▶ What you should do: Read the records and gather each line that includes "Windows".
(Provided data)
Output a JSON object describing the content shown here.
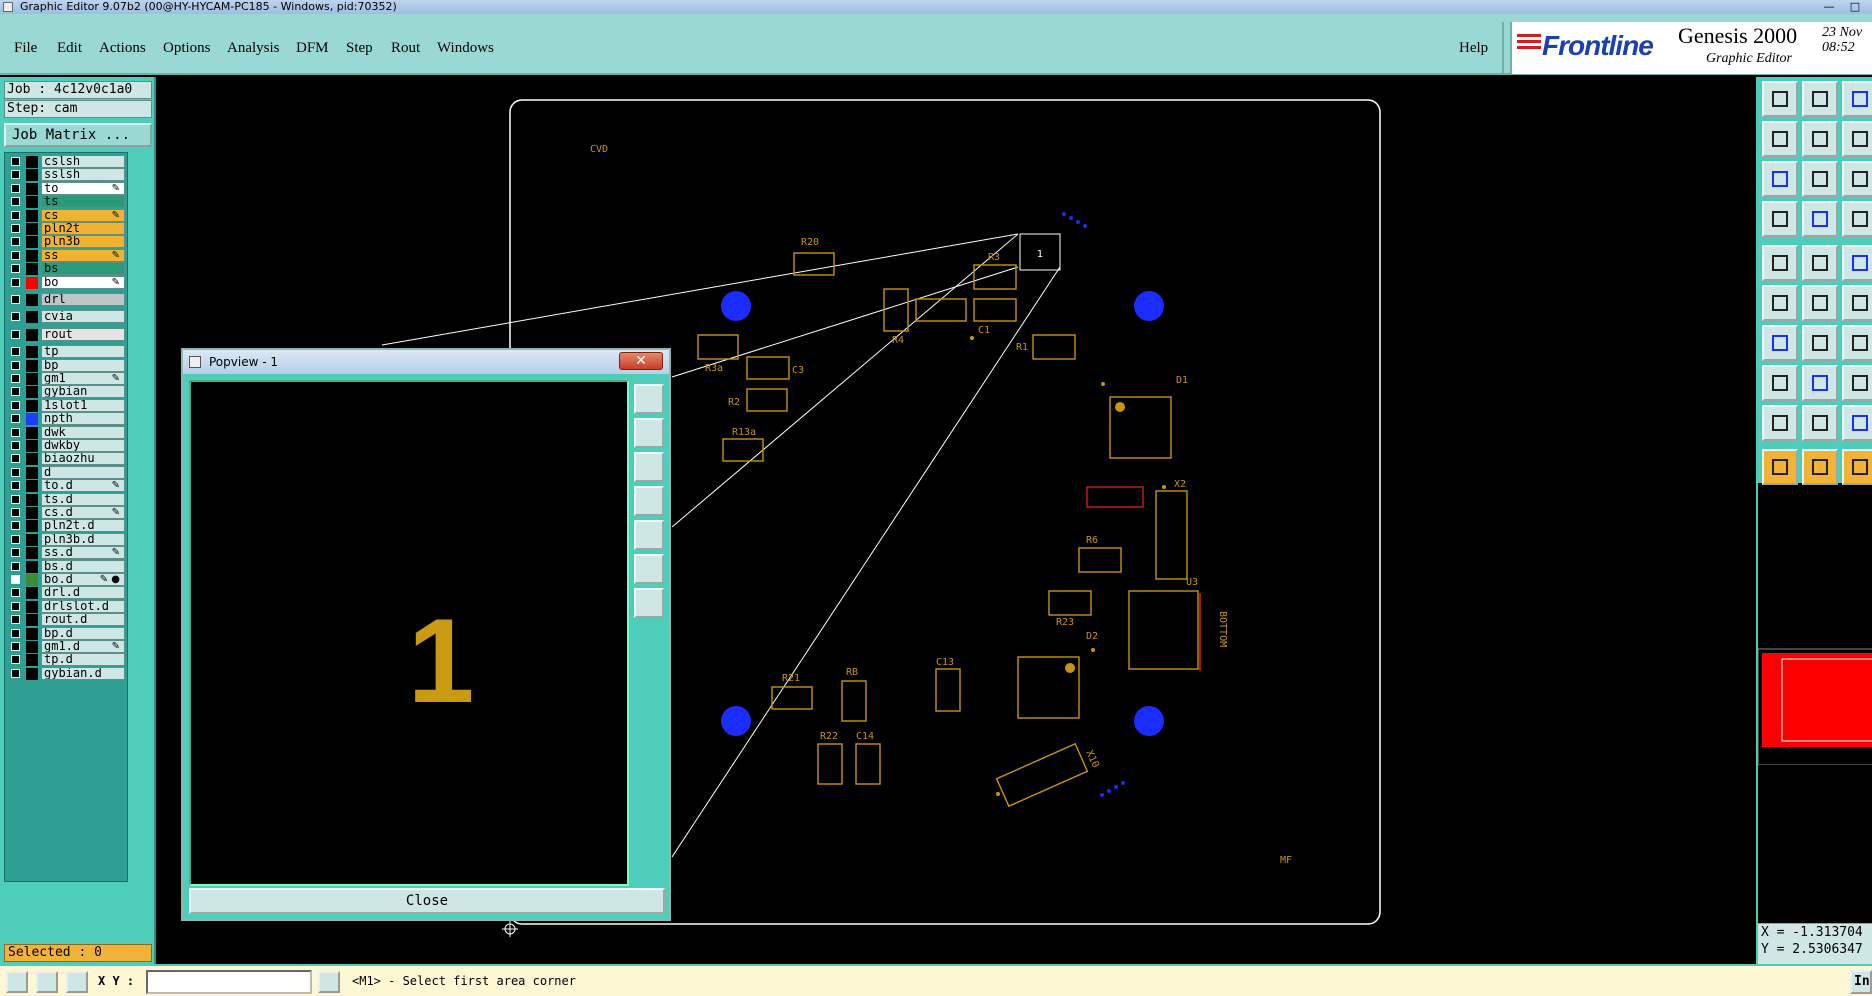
{
  "window": {
    "title": "Graphic Editor 9.07b2 (00@HY-HYCAM-PC185 - Windows, pid:70352)",
    "minimize": "—",
    "maximize": "□"
  },
  "menu": {
    "items": [
      "File",
      "Edit",
      "Actions",
      "Options",
      "Analysis",
      "DFM",
      "Step",
      "Rout",
      "Windows"
    ],
    "help": "Help"
  },
  "logo": {
    "brand": "Frontline",
    "product": "Genesis 2000",
    "subtitle": "Graphic Editor",
    "date": "23 Nov\n08:52"
  },
  "job": {
    "job_label": "Job : 4c12v0c1a0",
    "step_label": "Step: cam",
    "matrix_button": "Job Matrix ..."
  },
  "layers": [
    {
      "name": "cslsh",
      "color": "#000000",
      "bg": "#cfe7e4",
      "checked": false,
      "edit": ""
    },
    {
      "name": "sslsh",
      "color": "#000000",
      "bg": "#cfe7e4",
      "checked": false,
      "edit": ""
    },
    {
      "name": "to",
      "color": "#000000",
      "bg": "#ffffff",
      "checked": false,
      "edit": "✎"
    },
    {
      "name": "ts",
      "color": "#000000",
      "bg": "#2a9a7a",
      "checked": false,
      "edit": ""
    },
    {
      "name": "cs",
      "color": "#000000",
      "bg": "#f0b32f",
      "checked": false,
      "edit": "✎"
    },
    {
      "name": "pln2t",
      "color": "#000000",
      "bg": "#f0b32f",
      "checked": false,
      "edit": ""
    },
    {
      "name": "pln3b",
      "color": "#000000",
      "bg": "#f0b32f",
      "checked": false,
      "edit": ""
    },
    {
      "name": "ss",
      "color": "#000000",
      "bg": "#f0b32f",
      "checked": false,
      "edit": "✎"
    },
    {
      "name": "bs",
      "color": "#000000",
      "bg": "#2a9a7a",
      "checked": false,
      "edit": ""
    },
    {
      "name": "bo",
      "color": "#ff0000",
      "bg": "#ffffff",
      "checked": false,
      "edit": "✎"
    },
    {
      "name": "drl",
      "color": "#000000",
      "bg": "#bfc7c6",
      "checked": false,
      "edit": ""
    },
    {
      "name": "cvia",
      "color": "#000000",
      "bg": "#cfe7e4",
      "checked": false,
      "edit": ""
    },
    {
      "name": "rout",
      "color": "#000000",
      "bg": "#e4e4e4",
      "checked": false,
      "edit": ""
    },
    {
      "name": "tp",
      "color": "#000000",
      "bg": "#cfe7e4",
      "checked": false,
      "edit": ""
    },
    {
      "name": "bp",
      "color": "#000000",
      "bg": "#cfe7e4",
      "checked": false,
      "edit": ""
    },
    {
      "name": "gm1",
      "color": "#000000",
      "bg": "#cfe7e4",
      "checked": false,
      "edit": "✎"
    },
    {
      "name": "gybian",
      "color": "#000000",
      "bg": "#cfe7e4",
      "checked": false,
      "edit": ""
    },
    {
      "name": "1slot1",
      "color": "#000000",
      "bg": "#cfe7e4",
      "checked": false,
      "edit": ""
    },
    {
      "name": "npth",
      "color": "#1f3dff",
      "bg": "#cfe7e4",
      "checked": false,
      "edit": ""
    },
    {
      "name": "dwk",
      "color": "#000000",
      "bg": "#cfe7e4",
      "checked": false,
      "edit": ""
    },
    {
      "name": "dwkby",
      "color": "#000000",
      "bg": "#cfe7e4",
      "checked": false,
      "edit": ""
    },
    {
      "name": "biaozhu",
      "color": "#000000",
      "bg": "#cfe7e4",
      "checked": false,
      "edit": ""
    },
    {
      "name": "d",
      "color": "#000000",
      "bg": "#cfe7e4",
      "checked": false,
      "edit": ""
    },
    {
      "name": "to.d",
      "color": "#000000",
      "bg": "#cfe7e4",
      "checked": false,
      "edit": "✎"
    },
    {
      "name": "ts.d",
      "color": "#000000",
      "bg": "#cfe7e4",
      "checked": false,
      "edit": ""
    },
    {
      "name": "cs.d",
      "color": "#000000",
      "bg": "#cfe7e4",
      "checked": false,
      "edit": "✎"
    },
    {
      "name": "pln2t.d",
      "color": "#000000",
      "bg": "#cfe7e4",
      "checked": false,
      "edit": ""
    },
    {
      "name": "pln3b.d",
      "color": "#000000",
      "bg": "#cfe7e4",
      "checked": false,
      "edit": ""
    },
    {
      "name": "ss.d",
      "color": "#000000",
      "bg": "#cfe7e4",
      "checked": false,
      "edit": "✎"
    },
    {
      "name": "bs.d",
      "color": "#000000",
      "bg": "#cfe7e4",
      "checked": false,
      "edit": ""
    },
    {
      "name": "bo.d",
      "color": "#3a8a3a",
      "bg": "#cfe7e4",
      "checked": true,
      "edit": "✎ ●"
    },
    {
      "name": "drl.d",
      "color": "#000000",
      "bg": "#cfe7e4",
      "checked": false,
      "edit": ""
    },
    {
      "name": "drlslot.d",
      "color": "#000000",
      "bg": "#cfe7e4",
      "checked": false,
      "edit": ""
    },
    {
      "name": "rout.d",
      "color": "#000000",
      "bg": "#cfe7e4",
      "checked": false,
      "edit": ""
    },
    {
      "name": "bp.d",
      "color": "#000000",
      "bg": "#cfe7e4",
      "checked": false,
      "edit": ""
    },
    {
      "name": "gm1.d",
      "color": "#000000",
      "bg": "#cfe7e4",
      "checked": false,
      "edit": "✎"
    },
    {
      "name": "tp.d",
      "color": "#000000",
      "bg": "#cfe7e4",
      "checked": false,
      "edit": ""
    },
    {
      "name": "gybian.d",
      "color": "#000000",
      "bg": "#cfe7e4",
      "checked": false,
      "edit": ""
    }
  ],
  "selected": "Selected : 0",
  "board": {
    "labels": [
      "CVD",
      "R20",
      "R3",
      "R4",
      "C1",
      "C3",
      "R2",
      "R3a",
      "R13a",
      "R1",
      "D1",
      "R6",
      "X2",
      "U3",
      "R23",
      "D2",
      "BOTTOM",
      "C13",
      "R21",
      "RB",
      "R22",
      "C14",
      "X10",
      "MF"
    ],
    "popview_marker": "1",
    "colors": {
      "trace": "#c8940f",
      "hole": "#1a2cff",
      "red": "#d21a1a",
      "outline": "#ffffff"
    }
  },
  "popview": {
    "title": "Popview - 1",
    "close_x": "✕",
    "glyph": "1",
    "close_button": "Close"
  },
  "coords": {
    "x": "X = -1.313704",
    "y": "Y = 2.5306347"
  },
  "bottom": {
    "xy_label": "X Y :",
    "xy_value": "",
    "status": "<M1> - Select first area corner",
    "in_label": "Inc"
  },
  "icons": {
    "right_toolbar": [
      "open-step-icon",
      "save-icon",
      "home-icon",
      "zoom-left-icon",
      "zoom-right-icon",
      "redraw-icon",
      "fit-icon",
      "zoom-area-icon",
      "scale-icon",
      "settings-icon",
      "grid-icon",
      "snap-icon",
      "pad-icon",
      "feature-icon",
      "measure-icon",
      "connect-icon",
      "cross-icon",
      "line-edit-icon",
      "draw-line-icon",
      "draw-arc-icon",
      "rotate-icon",
      "pin-icon",
      "line-icon",
      "dimension-icon",
      "arrow-icon",
      "triangle-icon",
      "triangle-fill-icon",
      "select-pointer-icon",
      "select-box-icon",
      "select-area-icon"
    ]
  }
}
(End Provided data)
▶ Written solution:
    "title": "Graphic Editor 9.07b2 (00@HY-HYCAM-PC185 - Windows, pid:70352)",
      "Windows"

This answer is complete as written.